▶ Job: State how many lines of the entries hold the string "Rouge". Reply with the number alone.

▶ Lines of data:
## BEGIN
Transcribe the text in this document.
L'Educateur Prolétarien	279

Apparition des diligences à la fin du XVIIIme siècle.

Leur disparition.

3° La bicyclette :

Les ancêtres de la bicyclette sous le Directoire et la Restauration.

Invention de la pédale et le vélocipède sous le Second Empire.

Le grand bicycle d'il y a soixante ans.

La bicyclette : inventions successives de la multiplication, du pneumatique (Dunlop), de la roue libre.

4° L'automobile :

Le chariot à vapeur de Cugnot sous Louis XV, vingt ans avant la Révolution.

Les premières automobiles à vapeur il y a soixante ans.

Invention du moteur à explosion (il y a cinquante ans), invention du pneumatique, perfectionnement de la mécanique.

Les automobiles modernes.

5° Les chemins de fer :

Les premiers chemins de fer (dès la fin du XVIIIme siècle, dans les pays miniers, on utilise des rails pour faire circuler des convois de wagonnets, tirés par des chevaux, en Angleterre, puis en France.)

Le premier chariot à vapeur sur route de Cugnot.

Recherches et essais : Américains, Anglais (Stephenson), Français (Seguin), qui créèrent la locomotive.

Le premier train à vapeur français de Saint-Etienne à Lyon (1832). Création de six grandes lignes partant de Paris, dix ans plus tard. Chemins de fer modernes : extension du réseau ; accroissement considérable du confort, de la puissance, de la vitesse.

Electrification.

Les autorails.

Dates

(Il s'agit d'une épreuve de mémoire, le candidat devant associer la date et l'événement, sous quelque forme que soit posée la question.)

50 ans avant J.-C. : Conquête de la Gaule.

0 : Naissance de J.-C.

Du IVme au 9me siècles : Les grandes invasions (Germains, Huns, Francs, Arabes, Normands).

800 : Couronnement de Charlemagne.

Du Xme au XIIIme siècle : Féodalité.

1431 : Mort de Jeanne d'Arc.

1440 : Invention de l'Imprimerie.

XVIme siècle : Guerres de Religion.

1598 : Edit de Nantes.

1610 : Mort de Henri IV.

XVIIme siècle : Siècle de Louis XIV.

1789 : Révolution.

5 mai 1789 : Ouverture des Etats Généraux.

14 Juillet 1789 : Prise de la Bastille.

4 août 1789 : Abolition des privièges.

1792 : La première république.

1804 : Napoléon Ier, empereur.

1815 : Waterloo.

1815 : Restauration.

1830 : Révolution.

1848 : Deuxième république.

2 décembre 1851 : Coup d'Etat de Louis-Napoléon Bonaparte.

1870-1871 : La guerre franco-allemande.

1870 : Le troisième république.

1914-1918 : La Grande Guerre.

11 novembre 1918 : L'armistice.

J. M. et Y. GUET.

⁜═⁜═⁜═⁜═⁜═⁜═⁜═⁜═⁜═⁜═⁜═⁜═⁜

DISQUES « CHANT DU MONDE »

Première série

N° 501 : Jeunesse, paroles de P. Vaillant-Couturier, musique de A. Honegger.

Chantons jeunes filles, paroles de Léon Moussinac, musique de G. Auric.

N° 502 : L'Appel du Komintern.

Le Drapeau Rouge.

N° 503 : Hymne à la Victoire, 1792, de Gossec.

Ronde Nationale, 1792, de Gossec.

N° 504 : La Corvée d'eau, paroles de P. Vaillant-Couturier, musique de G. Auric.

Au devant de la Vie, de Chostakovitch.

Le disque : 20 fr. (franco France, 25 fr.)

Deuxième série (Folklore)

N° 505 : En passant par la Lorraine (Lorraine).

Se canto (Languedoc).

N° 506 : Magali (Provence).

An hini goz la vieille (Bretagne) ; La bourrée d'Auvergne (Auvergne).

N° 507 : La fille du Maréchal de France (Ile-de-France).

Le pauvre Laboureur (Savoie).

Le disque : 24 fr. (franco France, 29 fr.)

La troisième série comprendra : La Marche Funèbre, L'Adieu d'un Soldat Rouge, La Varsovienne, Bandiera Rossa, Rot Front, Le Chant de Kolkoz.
## END
▶ Correct output: 2